● **Directions**
Write the data out again in full, with no departure from the original.

*** Input records ***

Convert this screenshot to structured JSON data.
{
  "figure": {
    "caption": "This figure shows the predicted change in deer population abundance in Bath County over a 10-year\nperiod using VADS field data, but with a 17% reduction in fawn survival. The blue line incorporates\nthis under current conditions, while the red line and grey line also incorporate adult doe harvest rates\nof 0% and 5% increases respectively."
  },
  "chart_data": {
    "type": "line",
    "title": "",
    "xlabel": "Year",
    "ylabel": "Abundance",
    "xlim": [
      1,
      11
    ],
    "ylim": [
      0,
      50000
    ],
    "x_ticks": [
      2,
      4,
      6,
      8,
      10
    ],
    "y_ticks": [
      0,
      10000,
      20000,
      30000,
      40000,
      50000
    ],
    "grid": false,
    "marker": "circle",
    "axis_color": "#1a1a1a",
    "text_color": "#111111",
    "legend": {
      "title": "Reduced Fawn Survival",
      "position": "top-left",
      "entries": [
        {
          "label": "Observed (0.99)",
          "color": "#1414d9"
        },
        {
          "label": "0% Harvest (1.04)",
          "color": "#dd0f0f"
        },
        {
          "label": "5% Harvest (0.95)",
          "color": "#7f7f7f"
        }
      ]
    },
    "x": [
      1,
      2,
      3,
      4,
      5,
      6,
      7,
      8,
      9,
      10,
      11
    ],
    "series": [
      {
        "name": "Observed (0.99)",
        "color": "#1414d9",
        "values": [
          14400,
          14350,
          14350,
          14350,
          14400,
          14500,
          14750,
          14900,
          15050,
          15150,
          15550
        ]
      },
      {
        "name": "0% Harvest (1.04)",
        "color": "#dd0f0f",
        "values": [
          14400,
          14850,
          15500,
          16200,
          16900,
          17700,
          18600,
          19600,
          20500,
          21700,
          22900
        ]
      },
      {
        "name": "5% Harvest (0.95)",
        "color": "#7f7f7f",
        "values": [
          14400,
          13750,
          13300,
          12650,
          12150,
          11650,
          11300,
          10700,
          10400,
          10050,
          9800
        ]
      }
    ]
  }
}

***

● **Answer to this task**
Convert this screenshot to structured JSON data.
{
  "figure": {
    "caption": "This figure shows the predicted change in deer population abundance in Bath County over a 10-year\nperiod using VADS field data, but with a 17% reduction in fawn survival. The blue line incorporates\nthis under current conditions, while the red line and grey line also incorporate adult doe harvest rates\nof 0% and 5% increases respectively."
  },
  "chart_data": {
    "type": "line",
    "title": "",
    "xlabel": "Year",
    "ylabel": "Abundance",
    "xlim": [
      1,
      11
    ],
    "ylim": [
      0,
      50000
    ],
    "x_ticks": [
      2,
      4,
      6,
      8,
      10
    ],
    "y_ticks": [
      0,
      10000,
      20000,
      30000,
      40000,
      50000
    ],
    "grid": false,
    "marker": "circle",
    "axis_color": "#1a1a1a",
    "text_color": "#111111",
    "legend": {
      "title": "Reduced Fawn Survival",
      "position": "top-left",
      "entries": [
        {
          "label": "Observed (0.99)",
          "color": "#1414d9"
        },
        {
          "label": "0% Harvest (1.04)",
          "color": "#dd0f0f"
        },
        {
          "label": "5% Harvest (0.95)",
          "color": "#7f7f7f"
        }
      ]
    },
    "x": [
      1,
      2,
      3,
      4,
      5,
      6,
      7,
      8,
      9,
      10,
      11
    ],
    "series": [
      {
        "name": "Observed (0.99)",
        "color": "#1414d9",
        "values": [
          14400,
          14350,
          14350,
          14350,
          14400,
          14500,
          14750,
          14900,
          15050,
          15150,
          15550
        ]
      },
      {
        "name": "0% Harvest (1.04)",
        "color": "#dd0f0f",
        "values": [
          14400,
          14850,
          15500,
          16200,
          16900,
          17700,
          18600,
          19600,
          20500,
          21700,
          22900
        ]
      },
      {
        "name": "5% Harvest (0.95)",
        "color": "#7f7f7f",
        "values": [
          14400,
          13750,
          13300,
          12650,
          12150,
          11650,
          11300,
          10700,
          10400,
          10050,
          9800
        ]
      }
    ]
  }
}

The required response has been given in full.